The task.
Tell how many lines have the string "osób" in them, and write nothing besides the number.
>>
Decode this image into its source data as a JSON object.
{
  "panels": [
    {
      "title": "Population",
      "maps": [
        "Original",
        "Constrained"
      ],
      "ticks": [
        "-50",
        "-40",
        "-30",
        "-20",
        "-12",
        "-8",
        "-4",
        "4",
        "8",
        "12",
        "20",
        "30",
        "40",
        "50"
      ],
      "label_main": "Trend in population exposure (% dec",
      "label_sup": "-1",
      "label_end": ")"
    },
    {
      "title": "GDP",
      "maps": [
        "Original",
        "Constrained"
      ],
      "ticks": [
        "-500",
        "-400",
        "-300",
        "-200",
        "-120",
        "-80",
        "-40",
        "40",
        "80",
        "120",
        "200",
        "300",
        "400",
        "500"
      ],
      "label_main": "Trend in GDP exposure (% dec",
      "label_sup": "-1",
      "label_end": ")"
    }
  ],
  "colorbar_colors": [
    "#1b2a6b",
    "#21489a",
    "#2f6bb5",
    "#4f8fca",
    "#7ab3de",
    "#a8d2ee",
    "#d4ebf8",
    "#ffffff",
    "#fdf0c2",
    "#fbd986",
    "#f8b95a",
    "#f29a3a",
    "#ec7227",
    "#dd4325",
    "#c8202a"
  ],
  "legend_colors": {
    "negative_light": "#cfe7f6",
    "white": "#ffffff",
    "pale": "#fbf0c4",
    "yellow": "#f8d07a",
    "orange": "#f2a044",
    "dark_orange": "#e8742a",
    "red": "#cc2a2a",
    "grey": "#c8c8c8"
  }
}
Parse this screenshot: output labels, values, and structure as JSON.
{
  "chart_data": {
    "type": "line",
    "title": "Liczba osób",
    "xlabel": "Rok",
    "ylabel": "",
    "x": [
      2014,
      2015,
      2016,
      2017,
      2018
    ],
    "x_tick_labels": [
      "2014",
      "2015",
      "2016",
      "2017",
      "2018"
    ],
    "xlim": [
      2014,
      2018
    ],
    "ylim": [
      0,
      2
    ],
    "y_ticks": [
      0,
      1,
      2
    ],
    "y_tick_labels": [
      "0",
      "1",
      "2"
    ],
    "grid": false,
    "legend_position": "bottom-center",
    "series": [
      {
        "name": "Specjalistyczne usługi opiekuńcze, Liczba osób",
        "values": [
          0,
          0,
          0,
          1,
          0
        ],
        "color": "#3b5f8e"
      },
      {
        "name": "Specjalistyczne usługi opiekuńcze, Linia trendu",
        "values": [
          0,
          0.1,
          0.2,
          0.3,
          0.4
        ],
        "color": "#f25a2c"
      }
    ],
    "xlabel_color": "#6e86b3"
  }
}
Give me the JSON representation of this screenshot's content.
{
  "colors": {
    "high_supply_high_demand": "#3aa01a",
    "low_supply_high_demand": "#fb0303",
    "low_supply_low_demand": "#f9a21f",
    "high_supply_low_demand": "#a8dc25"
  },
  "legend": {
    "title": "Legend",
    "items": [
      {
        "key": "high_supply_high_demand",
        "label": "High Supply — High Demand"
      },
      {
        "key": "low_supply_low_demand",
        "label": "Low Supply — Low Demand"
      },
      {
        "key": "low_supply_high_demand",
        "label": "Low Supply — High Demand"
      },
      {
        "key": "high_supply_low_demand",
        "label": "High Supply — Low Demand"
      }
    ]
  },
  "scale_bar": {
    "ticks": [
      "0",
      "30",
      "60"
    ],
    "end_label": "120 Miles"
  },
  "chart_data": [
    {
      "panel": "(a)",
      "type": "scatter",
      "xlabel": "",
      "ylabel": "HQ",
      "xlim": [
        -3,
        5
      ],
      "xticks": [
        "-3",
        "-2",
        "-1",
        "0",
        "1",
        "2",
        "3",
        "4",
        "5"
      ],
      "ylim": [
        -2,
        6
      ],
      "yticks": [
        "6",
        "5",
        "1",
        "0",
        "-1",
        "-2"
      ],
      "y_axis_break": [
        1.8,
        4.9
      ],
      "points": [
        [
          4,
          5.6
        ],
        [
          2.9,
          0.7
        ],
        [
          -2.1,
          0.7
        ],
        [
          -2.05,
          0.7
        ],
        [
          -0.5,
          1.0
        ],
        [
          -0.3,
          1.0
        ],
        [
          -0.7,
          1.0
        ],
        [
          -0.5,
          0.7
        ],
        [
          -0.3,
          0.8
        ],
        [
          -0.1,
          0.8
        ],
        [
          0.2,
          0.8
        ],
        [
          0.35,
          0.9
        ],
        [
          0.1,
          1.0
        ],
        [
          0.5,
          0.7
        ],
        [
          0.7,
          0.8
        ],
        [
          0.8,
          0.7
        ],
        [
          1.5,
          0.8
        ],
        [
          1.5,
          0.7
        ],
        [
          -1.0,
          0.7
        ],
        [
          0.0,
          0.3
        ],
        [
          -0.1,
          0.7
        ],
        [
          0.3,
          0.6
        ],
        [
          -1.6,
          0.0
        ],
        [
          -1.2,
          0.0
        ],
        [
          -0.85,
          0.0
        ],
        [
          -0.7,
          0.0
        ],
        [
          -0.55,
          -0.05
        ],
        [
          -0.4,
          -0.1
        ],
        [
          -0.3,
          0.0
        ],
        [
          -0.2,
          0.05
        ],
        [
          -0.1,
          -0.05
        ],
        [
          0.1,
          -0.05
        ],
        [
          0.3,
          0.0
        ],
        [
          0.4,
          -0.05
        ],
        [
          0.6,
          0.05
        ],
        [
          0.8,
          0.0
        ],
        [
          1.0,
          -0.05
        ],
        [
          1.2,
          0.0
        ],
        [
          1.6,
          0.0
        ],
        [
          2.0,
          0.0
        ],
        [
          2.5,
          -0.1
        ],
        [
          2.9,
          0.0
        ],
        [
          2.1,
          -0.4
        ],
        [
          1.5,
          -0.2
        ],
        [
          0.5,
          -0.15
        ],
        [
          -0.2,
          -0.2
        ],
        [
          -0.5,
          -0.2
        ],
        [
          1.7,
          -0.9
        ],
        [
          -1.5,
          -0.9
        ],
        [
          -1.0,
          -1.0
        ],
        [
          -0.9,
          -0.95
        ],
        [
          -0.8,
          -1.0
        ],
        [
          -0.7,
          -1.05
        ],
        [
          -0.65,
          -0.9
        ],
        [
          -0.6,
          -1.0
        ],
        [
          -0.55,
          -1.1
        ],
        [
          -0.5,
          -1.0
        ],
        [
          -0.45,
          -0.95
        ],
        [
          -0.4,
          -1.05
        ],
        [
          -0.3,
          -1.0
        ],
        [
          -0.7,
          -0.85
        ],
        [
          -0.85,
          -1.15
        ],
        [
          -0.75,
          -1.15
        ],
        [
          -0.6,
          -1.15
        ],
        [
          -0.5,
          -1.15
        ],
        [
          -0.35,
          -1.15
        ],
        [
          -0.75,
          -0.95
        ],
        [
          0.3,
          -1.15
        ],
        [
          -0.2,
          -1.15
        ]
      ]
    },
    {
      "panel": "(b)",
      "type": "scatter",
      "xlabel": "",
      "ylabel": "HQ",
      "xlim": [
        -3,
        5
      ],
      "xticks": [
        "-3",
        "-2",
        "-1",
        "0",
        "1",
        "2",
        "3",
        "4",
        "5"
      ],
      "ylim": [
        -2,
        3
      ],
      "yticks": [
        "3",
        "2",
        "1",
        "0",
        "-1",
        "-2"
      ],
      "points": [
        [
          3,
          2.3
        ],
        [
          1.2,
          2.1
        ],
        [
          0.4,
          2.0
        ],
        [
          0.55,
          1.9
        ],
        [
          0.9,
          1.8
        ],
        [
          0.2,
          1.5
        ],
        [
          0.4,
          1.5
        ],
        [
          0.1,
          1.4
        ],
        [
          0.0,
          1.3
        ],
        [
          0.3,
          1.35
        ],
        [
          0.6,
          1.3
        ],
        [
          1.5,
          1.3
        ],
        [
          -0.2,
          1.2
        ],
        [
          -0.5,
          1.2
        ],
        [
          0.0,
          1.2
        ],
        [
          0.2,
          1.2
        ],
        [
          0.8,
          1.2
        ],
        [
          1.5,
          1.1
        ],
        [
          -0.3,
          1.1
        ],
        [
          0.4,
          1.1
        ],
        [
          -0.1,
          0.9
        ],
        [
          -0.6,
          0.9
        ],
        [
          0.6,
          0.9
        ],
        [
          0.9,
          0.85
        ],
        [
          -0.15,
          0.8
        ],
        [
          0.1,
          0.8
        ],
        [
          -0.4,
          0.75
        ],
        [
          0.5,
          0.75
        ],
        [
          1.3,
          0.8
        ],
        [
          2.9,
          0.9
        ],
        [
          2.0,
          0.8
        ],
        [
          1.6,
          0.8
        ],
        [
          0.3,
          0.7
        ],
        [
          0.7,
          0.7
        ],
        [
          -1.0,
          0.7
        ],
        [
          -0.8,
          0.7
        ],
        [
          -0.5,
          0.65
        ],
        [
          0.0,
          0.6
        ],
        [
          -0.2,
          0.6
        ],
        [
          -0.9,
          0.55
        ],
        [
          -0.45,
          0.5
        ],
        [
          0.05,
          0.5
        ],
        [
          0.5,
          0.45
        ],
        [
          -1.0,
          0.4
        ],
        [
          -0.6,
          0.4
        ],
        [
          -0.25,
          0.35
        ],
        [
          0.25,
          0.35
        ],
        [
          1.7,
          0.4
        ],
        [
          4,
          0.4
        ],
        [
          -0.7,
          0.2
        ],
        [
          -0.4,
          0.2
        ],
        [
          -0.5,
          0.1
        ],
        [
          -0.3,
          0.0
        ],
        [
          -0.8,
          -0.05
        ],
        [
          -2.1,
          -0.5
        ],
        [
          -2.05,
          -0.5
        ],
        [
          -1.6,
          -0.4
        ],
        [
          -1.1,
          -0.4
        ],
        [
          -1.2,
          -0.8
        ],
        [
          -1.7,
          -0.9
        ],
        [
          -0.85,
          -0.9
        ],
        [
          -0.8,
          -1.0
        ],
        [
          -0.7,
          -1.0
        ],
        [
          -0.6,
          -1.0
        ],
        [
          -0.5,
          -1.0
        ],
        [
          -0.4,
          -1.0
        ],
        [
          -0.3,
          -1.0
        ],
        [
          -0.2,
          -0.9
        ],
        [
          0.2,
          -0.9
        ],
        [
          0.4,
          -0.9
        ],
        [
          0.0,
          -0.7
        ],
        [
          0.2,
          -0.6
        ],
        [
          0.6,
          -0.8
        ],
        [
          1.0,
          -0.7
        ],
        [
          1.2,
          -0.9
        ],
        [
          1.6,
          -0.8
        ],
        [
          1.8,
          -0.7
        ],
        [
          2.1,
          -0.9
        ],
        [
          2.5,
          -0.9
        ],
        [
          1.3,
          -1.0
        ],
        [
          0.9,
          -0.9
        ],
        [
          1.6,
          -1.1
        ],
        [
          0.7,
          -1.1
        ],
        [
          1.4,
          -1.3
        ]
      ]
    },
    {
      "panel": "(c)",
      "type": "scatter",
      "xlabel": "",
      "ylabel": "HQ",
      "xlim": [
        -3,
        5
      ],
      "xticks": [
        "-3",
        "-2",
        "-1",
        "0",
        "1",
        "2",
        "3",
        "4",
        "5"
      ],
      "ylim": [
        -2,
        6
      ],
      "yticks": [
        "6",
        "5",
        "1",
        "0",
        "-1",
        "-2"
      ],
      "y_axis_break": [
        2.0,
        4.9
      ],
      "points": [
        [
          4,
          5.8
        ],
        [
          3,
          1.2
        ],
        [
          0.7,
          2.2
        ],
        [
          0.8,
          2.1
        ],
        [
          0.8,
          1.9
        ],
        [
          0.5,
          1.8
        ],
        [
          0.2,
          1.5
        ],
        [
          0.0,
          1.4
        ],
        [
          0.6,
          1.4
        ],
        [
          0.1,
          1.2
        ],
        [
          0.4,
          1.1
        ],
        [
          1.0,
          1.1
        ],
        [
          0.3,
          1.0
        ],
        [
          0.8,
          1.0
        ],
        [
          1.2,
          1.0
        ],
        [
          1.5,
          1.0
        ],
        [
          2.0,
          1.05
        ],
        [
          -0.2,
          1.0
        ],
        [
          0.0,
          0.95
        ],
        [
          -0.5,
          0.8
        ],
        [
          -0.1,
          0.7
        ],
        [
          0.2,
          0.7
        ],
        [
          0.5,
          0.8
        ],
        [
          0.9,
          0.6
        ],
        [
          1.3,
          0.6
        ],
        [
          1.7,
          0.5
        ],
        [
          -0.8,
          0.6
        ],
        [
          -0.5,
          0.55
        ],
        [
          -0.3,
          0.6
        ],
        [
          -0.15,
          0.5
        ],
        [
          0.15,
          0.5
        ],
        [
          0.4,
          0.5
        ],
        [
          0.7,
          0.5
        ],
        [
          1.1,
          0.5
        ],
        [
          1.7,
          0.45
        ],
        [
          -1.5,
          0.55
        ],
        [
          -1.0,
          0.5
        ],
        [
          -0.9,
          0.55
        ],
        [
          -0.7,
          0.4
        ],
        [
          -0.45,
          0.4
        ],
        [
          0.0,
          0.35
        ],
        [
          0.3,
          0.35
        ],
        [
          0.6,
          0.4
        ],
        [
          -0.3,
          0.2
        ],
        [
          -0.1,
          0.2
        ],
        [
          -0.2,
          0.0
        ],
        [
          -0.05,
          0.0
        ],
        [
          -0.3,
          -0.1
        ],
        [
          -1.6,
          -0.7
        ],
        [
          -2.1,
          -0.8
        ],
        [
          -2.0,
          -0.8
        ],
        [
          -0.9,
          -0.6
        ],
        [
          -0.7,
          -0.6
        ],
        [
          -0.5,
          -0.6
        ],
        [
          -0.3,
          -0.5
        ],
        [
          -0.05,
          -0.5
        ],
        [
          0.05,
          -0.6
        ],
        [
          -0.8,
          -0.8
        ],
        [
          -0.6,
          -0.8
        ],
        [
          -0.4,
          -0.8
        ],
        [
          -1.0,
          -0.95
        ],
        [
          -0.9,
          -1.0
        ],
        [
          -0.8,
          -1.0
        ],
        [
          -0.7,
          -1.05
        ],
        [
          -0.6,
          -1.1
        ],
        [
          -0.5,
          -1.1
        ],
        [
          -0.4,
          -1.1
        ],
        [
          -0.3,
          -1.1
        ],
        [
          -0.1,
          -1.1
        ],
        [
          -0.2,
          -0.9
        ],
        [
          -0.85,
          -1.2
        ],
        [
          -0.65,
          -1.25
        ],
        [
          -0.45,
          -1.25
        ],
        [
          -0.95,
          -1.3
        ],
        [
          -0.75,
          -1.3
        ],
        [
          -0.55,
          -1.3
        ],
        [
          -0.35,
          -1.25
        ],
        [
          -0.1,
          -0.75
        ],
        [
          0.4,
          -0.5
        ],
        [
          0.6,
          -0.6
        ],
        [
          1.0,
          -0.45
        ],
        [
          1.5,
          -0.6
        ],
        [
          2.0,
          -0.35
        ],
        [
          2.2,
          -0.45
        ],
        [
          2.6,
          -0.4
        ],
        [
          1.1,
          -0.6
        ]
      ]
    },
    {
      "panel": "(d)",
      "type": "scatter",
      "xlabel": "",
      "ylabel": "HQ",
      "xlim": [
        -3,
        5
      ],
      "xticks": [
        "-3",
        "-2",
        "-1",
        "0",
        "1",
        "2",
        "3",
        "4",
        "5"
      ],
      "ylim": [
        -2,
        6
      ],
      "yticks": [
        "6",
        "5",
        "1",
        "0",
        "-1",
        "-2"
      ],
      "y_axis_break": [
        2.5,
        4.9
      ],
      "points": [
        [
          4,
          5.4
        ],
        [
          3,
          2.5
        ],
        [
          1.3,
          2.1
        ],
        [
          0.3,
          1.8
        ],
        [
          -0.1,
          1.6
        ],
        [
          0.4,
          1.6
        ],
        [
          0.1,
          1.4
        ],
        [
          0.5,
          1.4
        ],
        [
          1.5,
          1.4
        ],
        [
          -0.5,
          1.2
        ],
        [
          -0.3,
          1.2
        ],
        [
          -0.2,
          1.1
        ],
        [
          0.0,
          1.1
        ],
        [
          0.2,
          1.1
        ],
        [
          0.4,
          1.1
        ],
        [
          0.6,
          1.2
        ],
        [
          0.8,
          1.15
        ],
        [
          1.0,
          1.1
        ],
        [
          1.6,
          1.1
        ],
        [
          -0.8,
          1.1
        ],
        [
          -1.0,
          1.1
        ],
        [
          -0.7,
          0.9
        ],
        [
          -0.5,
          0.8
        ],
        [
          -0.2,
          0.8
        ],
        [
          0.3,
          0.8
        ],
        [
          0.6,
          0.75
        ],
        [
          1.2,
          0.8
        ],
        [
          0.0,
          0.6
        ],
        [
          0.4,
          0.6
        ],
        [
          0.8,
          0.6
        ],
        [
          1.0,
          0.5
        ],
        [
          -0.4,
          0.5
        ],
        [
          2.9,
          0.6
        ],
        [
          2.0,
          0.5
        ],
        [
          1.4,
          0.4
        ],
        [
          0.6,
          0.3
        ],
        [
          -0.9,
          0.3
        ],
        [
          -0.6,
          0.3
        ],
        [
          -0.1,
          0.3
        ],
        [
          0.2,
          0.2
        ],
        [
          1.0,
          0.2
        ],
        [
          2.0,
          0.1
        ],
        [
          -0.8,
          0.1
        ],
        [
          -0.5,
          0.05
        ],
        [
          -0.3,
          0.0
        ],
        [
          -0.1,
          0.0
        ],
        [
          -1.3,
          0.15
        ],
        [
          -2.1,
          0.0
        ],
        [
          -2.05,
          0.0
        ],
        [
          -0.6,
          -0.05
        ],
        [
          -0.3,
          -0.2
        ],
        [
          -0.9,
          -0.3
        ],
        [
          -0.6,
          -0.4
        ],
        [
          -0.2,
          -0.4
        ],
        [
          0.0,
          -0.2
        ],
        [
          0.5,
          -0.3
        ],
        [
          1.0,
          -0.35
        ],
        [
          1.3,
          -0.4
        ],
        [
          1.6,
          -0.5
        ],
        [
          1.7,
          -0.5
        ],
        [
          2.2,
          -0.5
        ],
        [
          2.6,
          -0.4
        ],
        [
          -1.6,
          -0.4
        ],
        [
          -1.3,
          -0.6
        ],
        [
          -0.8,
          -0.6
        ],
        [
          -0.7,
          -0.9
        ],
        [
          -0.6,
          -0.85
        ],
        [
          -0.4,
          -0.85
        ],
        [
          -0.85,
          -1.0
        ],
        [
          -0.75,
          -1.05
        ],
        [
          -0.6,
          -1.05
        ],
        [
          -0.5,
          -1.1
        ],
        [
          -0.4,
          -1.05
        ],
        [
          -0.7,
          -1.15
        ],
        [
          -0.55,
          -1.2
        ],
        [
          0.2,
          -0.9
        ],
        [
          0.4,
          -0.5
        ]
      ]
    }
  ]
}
<<
Output.
2